§ Task prompt:
Below are some records; retype all of them exactly.

============================================================

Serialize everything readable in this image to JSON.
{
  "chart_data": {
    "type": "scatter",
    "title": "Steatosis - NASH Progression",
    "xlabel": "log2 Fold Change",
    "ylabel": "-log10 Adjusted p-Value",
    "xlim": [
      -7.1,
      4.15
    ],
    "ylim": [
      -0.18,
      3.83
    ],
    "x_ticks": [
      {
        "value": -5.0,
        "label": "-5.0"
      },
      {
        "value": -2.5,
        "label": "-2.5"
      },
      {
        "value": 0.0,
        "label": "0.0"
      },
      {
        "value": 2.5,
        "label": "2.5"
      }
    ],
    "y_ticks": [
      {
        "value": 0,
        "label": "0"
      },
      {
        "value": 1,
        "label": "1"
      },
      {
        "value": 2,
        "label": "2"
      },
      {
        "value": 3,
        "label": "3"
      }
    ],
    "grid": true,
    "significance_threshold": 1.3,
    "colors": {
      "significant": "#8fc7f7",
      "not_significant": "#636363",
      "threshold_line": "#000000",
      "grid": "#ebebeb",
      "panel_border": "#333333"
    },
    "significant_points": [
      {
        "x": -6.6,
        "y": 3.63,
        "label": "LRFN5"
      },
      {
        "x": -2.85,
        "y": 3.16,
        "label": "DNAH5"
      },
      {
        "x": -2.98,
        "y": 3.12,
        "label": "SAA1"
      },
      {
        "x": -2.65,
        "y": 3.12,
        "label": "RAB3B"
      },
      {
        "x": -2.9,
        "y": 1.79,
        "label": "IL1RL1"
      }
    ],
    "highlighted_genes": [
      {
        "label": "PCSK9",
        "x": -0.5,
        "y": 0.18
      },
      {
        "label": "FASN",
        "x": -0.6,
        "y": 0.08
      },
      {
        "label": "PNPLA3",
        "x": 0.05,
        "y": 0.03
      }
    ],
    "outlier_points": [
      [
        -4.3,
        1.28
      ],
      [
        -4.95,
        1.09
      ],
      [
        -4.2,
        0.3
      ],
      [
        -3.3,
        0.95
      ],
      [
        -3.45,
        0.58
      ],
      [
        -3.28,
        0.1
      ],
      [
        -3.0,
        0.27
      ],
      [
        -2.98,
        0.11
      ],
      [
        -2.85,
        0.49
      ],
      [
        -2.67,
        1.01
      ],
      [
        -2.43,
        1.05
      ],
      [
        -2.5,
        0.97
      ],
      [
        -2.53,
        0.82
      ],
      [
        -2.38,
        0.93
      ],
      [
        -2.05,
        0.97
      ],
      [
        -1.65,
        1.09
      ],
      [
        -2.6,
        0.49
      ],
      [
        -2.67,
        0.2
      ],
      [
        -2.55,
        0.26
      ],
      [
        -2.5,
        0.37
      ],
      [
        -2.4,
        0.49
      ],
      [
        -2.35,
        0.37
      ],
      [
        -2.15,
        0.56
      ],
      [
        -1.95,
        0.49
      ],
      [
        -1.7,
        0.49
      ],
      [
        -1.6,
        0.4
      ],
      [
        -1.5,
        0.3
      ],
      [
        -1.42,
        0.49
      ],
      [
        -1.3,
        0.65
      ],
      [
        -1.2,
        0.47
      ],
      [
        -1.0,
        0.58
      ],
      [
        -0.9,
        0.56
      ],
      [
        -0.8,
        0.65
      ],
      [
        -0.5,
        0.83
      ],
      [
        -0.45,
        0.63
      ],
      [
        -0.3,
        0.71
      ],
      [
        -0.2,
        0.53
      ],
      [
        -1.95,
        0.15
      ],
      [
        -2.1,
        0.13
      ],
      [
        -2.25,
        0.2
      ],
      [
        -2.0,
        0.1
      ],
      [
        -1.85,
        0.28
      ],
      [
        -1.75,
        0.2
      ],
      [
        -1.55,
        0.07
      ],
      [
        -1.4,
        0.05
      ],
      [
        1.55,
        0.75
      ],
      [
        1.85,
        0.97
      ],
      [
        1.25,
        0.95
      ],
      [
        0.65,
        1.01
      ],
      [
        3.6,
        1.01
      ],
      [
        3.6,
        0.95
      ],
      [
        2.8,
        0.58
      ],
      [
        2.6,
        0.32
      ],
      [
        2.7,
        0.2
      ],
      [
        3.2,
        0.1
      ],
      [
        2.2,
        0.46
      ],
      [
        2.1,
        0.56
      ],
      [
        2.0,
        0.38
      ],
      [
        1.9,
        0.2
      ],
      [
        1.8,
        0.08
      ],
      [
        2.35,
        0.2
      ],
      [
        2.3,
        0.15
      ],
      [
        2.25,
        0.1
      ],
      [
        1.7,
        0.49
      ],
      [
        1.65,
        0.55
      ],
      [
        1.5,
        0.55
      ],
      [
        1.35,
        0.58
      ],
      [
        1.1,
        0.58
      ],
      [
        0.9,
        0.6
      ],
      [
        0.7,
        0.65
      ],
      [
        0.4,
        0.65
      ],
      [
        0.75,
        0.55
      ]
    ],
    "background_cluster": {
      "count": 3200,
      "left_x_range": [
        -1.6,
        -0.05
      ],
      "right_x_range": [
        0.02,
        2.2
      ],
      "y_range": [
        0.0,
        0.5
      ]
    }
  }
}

============================================================

§ Exercise solution:
Serialize everything readable in this image to JSON.
{
  "chart_data": {
    "type": "scatter",
    "title": "Steatosis - NASH Progression",
    "xlabel": "log2 Fold Change",
    "ylabel": "-log10 Adjusted p-Value",
    "xlim": [
      -7.1,
      4.15
    ],
    "ylim": [
      -0.18,
      3.83
    ],
    "x_ticks": [
      {
        "value": -5.0,
        "label": "-5.0"
      },
      {
        "value": -2.5,
        "label": "-2.5"
      },
      {
        "value": 0.0,
        "label": "0.0"
      },
      {
        "value": 2.5,
        "label": "2.5"
      }
    ],
    "y_ticks": [
      {
        "value": 0,
        "label": "0"
      },
      {
        "value": 1,
        "label": "1"
      },
      {
        "value": 2,
        "label": "2"
      },
      {
        "value": 3,
        "label": "3"
      }
    ],
    "grid": true,
    "significance_threshold": 1.3,
    "colors": {
      "significant": "#8fc7f7",
      "not_significant": "#636363",
      "threshold_line": "#000000",
      "grid": "#ebebeb",
      "panel_border": "#333333"
    },
    "significant_points": [
      {
        "x": -6.6,
        "y": 3.63,
        "label": "LRFN5"
      },
      {
        "x": -2.85,
        "y": 3.16,
        "label": "DNAH5"
      },
      {
        "x": -2.98,
        "y": 3.12,
        "label": "SAA1"
      },
      {
        "x": -2.65,
        "y": 3.12,
        "label": "RAB3B"
      },
      {
        "x": -2.9,
        "y": 1.79,
        "label": "IL1RL1"
      }
    ],
    "highlighted_genes": [
      {
        "label": "PCSK9",
        "x": -0.5,
        "y": 0.18
      },
      {
        "label": "FASN",
        "x": -0.6,
        "y": 0.08
      },
      {
        "label": "PNPLA3",
        "x": 0.05,
        "y": 0.03
      }
    ],
    "outlier_points": [
      [
        -4.3,
        1.28
      ],
      [
        -4.95,
        1.09
      ],
      [
        -4.2,
        0.3
      ],
      [
        -3.3,
        0.95
      ],
      [
        -3.45,
        0.58
      ],
      [
        -3.28,
        0.1
      ],
      [
        -3.0,
        0.27
      ],
      [
        -2.98,
        0.11
      ],
      [
        -2.85,
        0.49
      ],
      [
        -2.67,
        1.01
      ],
      [
        -2.43,
        1.05
      ],
      [
        -2.5,
        0.97
      ],
      [
        -2.53,
        0.82
      ],
      [
        -2.38,
        0.93
      ],
      [
        -2.05,
        0.97
      ],
      [
        -1.65,
        1.09
      ],
      [
        -2.6,
        0.49
      ],
      [
        -2.67,
        0.2
      ],
      [
        -2.55,
        0.26
      ],
      [
        -2.5,
        0.37
      ],
      [
        -2.4,
        0.49
      ],
      [
        -2.35,
        0.37
      ],
      [
        -2.15,
        0.56
      ],
      [
        -1.95,
        0.49
      ],
      [
        -1.7,
        0.49
      ],
      [
        -1.6,
        0.4
      ],
      [
        -1.5,
        0.3
      ],
      [
        -1.42,
        0.49
      ],
      [
        -1.3,
        0.65
      ],
      [
        -1.2,
        0.47
      ],
      [
        -1.0,
        0.58
      ],
      [
        -0.9,
        0.56
      ],
      [
        -0.8,
        0.65
      ],
      [
        -0.5,
        0.83
      ],
      [
        -0.45,
        0.63
      ],
      [
        -0.3,
        0.71
      ],
      [
        -0.2,
        0.53
      ],
      [
        -1.95,
        0.15
      ],
      [
        -2.1,
        0.13
      ],
      [
        -2.25,
        0.2
      ],
      [
        -2.0,
        0.1
      ],
      [
        -1.85,
        0.28
      ],
      [
        -1.75,
        0.2
      ],
      [
        -1.55,
        0.07
      ],
      [
        -1.4,
        0.05
      ],
      [
        1.55,
        0.75
      ],
      [
        1.85,
        0.97
      ],
      [
        1.25,
        0.95
      ],
      [
        0.65,
        1.01
      ],
      [
        3.6,
        1.01
      ],
      [
        3.6,
        0.95
      ],
      [
        2.8,
        0.58
      ],
      [
        2.6,
        0.32
      ],
      [
        2.7,
        0.2
      ],
      [
        3.2,
        0.1
      ],
      [
        2.2,
        0.46
      ],
      [
        2.1,
        0.56
      ],
      [
        2.0,
        0.38
      ],
      [
        1.9,
        0.2
      ],
      [
        1.8,
        0.08
      ],
      [
        2.35,
        0.2
      ],
      [
        2.3,
        0.15
      ],
      [
        2.25,
        0.1
      ],
      [
        1.7,
        0.49
      ],
      [
        1.65,
        0.55
      ],
      [
        1.5,
        0.55
      ],
      [
        1.35,
        0.58
      ],
      [
        1.1,
        0.58
      ],
      [
        0.9,
        0.6
      ],
      [
        0.7,
        0.65
      ],
      [
        0.4,
        0.65
      ],
      [
        0.75,
        0.55
      ]
    ],
    "background_cluster": {
      "count": 3200,
      "left_x_range": [
        -1.6,
        -0.05
      ],
      "right_x_range": [
        0.02,
        2.2
      ],
      "y_range": [
        0.0,
        0.5
      ]
    }
  }
}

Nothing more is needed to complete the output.